Each record below is to be copied word for word, with pictures removed.

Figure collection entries
+++
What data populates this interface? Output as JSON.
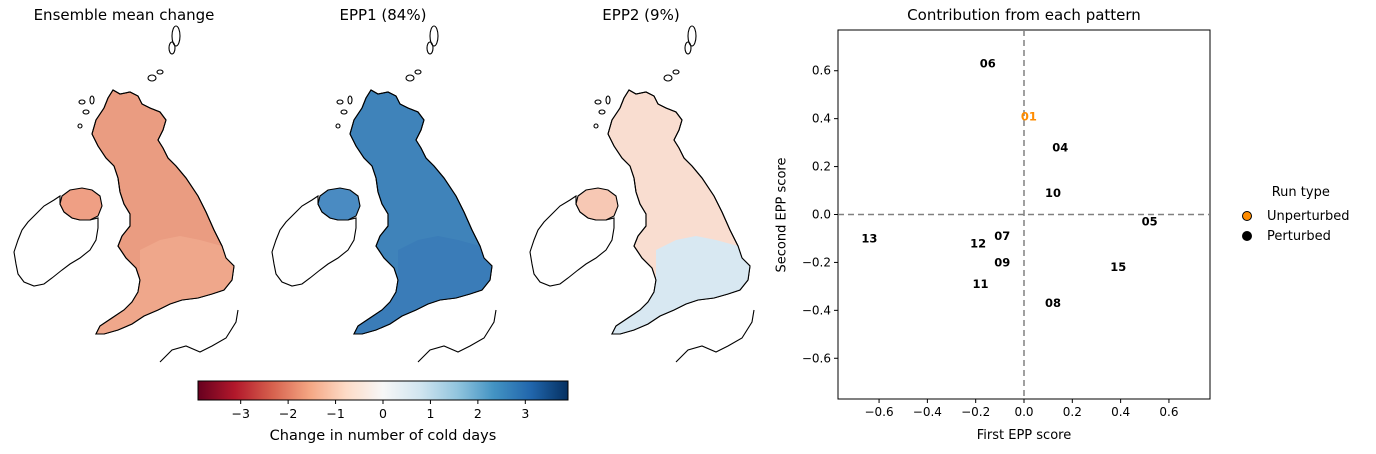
{
  "panels": [
    {
      "title": "Ensemble mean change",
      "gb_color": "#ea9c81",
      "gb_south_color": "#efa78b",
      "ni_color": "#ef9f84"
    },
    {
      "title": "EPP1 (84%)",
      "gb_color": "#3f83ba",
      "gb_south_color": "#3a7cb8",
      "ni_color": "#4a8bc2"
    },
    {
      "title": "EPP2 (9%)",
      "gb_color": "#f9ddd0",
      "gb_south_color": "#d8e8f2",
      "ni_color": "#f7c8b4"
    }
  ],
  "colorbar": {
    "label": "Change in number of cold days",
    "ticks": [
      "−3",
      "−2",
      "−1",
      "0",
      "1",
      "2",
      "3"
    ],
    "tick_values": [
      -3,
      -2,
      -1,
      0,
      1,
      2,
      3
    ],
    "range": [
      -3.9,
      3.9
    ],
    "colormap": "RdBu",
    "colors": [
      "#67001f",
      "#b2182b",
      "#d6604d",
      "#f4a582",
      "#fddbc7",
      "#f7f7f7",
      "#d1e5f0",
      "#92c5de",
      "#4393c3",
      "#2166ac",
      "#053061"
    ]
  },
  "chart_data": {
    "type": "scatter",
    "title": "Contribution from each pattern",
    "xlabel": "First EPP score",
    "ylabel": "Second EPP score",
    "xlim": [
      -0.77,
      0.77
    ],
    "ylim": [
      -0.77,
      0.77
    ],
    "x_ticks": [
      -0.6,
      -0.4,
      -0.2,
      0.0,
      0.2,
      0.4,
      0.6
    ],
    "x_tick_labels": [
      "−0.6",
      "−0.4",
      "−0.2",
      "0.0",
      "0.2",
      "0.4",
      "0.6"
    ],
    "y_ticks": [
      -0.6,
      -0.4,
      -0.2,
      0.0,
      0.2,
      0.4,
      0.6
    ],
    "y_tick_labels": [
      "−0.6",
      "−0.4",
      "−0.2",
      "0.0",
      "0.2",
      "0.4",
      "0.6"
    ],
    "reference_lines": {
      "x": 0,
      "y": 0,
      "style": "dashed",
      "color": "#808080"
    },
    "grid": false,
    "points": [
      {
        "label": "01",
        "x": 0.02,
        "y": 0.41,
        "type": "Unperturbed"
      },
      {
        "label": "04",
        "x": 0.15,
        "y": 0.28,
        "type": "Perturbed"
      },
      {
        "label": "05",
        "x": 0.52,
        "y": -0.03,
        "type": "Perturbed"
      },
      {
        "label": "06",
        "x": -0.15,
        "y": 0.63,
        "type": "Perturbed"
      },
      {
        "label": "07",
        "x": -0.09,
        "y": -0.09,
        "type": "Perturbed"
      },
      {
        "label": "08",
        "x": 0.12,
        "y": -0.37,
        "type": "Perturbed"
      },
      {
        "label": "09",
        "x": -0.09,
        "y": -0.2,
        "type": "Perturbed"
      },
      {
        "label": "10",
        "x": 0.12,
        "y": 0.09,
        "type": "Perturbed"
      },
      {
        "label": "11",
        "x": -0.18,
        "y": -0.29,
        "type": "Perturbed"
      },
      {
        "label": "12",
        "x": -0.19,
        "y": -0.12,
        "type": "Perturbed"
      },
      {
        "label": "13",
        "x": -0.64,
        "y": -0.1,
        "type": "Perturbed"
      },
      {
        "label": "15",
        "x": 0.39,
        "y": -0.22,
        "type": "Perturbed"
      }
    ],
    "legend": {
      "title": "Run type",
      "placement": "outside-right",
      "entries": [
        {
          "name": "Unperturbed",
          "color": "#ff8c00"
        },
        {
          "name": "Perturbed",
          "color": "#000000"
        }
      ]
    }
  }
}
+++
* [OUTPUT FOR THIS TASK]:
What data populates this interface? Output as JSON.
{
  "panels": [
    {
      "title": "Ensemble mean change",
      "gb_color": "#ea9c81",
      "gb_south_color": "#efa78b",
      "ni_color": "#ef9f84"
    },
    {
      "title": "EPP1 (84%)",
      "gb_color": "#3f83ba",
      "gb_south_color": "#3a7cb8",
      "ni_color": "#4a8bc2"
    },
    {
      "title": "EPP2 (9%)",
      "gb_color": "#f9ddd0",
      "gb_south_color": "#d8e8f2",
      "ni_color": "#f7c8b4"
    }
  ],
  "colorbar": {
    "label": "Change in number of cold days",
    "ticks": [
      "−3",
      "−2",
      "−1",
      "0",
      "1",
      "2",
      "3"
    ],
    "tick_values": [
      -3,
      -2,
      -1,
      0,
      1,
      2,
      3
    ],
    "range": [
      -3.9,
      3.9
    ],
    "colormap": "RdBu",
    "colors": [
      "#67001f",
      "#b2182b",
      "#d6604d",
      "#f4a582",
      "#fddbc7",
      "#f7f7f7",
      "#d1e5f0",
      "#92c5de",
      "#4393c3",
      "#2166ac",
      "#053061"
    ]
  },
  "chart_data": {
    "type": "scatter",
    "title": "Contribution from each pattern",
    "xlabel": "First EPP score",
    "ylabel": "Second EPP score",
    "xlim": [
      -0.77,
      0.77
    ],
    "ylim": [
      -0.77,
      0.77
    ],
    "x_ticks": [
      -0.6,
      -0.4,
      -0.2,
      0.0,
      0.2,
      0.4,
      0.6
    ],
    "x_tick_labels": [
      "−0.6",
      "−0.4",
      "−0.2",
      "0.0",
      "0.2",
      "0.4",
      "0.6"
    ],
    "y_ticks": [
      -0.6,
      -0.4,
      -0.2,
      0.0,
      0.2,
      0.4,
      0.6
    ],
    "y_tick_labels": [
      "−0.6",
      "−0.4",
      "−0.2",
      "0.0",
      "0.2",
      "0.4",
      "0.6"
    ],
    "reference_lines": {
      "x": 0,
      "y": 0,
      "style": "dashed",
      "color": "#808080"
    },
    "grid": false,
    "points": [
      {
        "label": "01",
        "x": 0.02,
        "y": 0.41,
        "type": "Unperturbed"
      },
      {
        "label": "04",
        "x": 0.15,
        "y": 0.28,
        "type": "Perturbed"
      },
      {
        "label": "05",
        "x": 0.52,
        "y": -0.03,
        "type": "Perturbed"
      },
      {
        "label": "06",
        "x": -0.15,
        "y": 0.63,
        "type": "Perturbed"
      },
      {
        "label": "07",
        "x": -0.09,
        "y": -0.09,
        "type": "Perturbed"
      },
      {
        "label": "08",
        "x": 0.12,
        "y": -0.37,
        "type": "Perturbed"
      },
      {
        "label": "09",
        "x": -0.09,
        "y": -0.2,
        "type": "Perturbed"
      },
      {
        "label": "10",
        "x": 0.12,
        "y": 0.09,
        "type": "Perturbed"
      },
      {
        "label": "11",
        "x": -0.18,
        "y": -0.29,
        "type": "Perturbed"
      },
      {
        "label": "12",
        "x": -0.19,
        "y": -0.12,
        "type": "Perturbed"
      },
      {
        "label": "13",
        "x": -0.64,
        "y": -0.1,
        "type": "Perturbed"
      },
      {
        "label": "15",
        "x": 0.39,
        "y": -0.22,
        "type": "Perturbed"
      }
    ],
    "legend": {
      "title": "Run type",
      "placement": "outside-right",
      "entries": [
        {
          "name": "Unperturbed",
          "color": "#ff8c00"
        },
        {
          "name": "Perturbed",
          "color": "#000000"
        }
      ]
    }
  }
}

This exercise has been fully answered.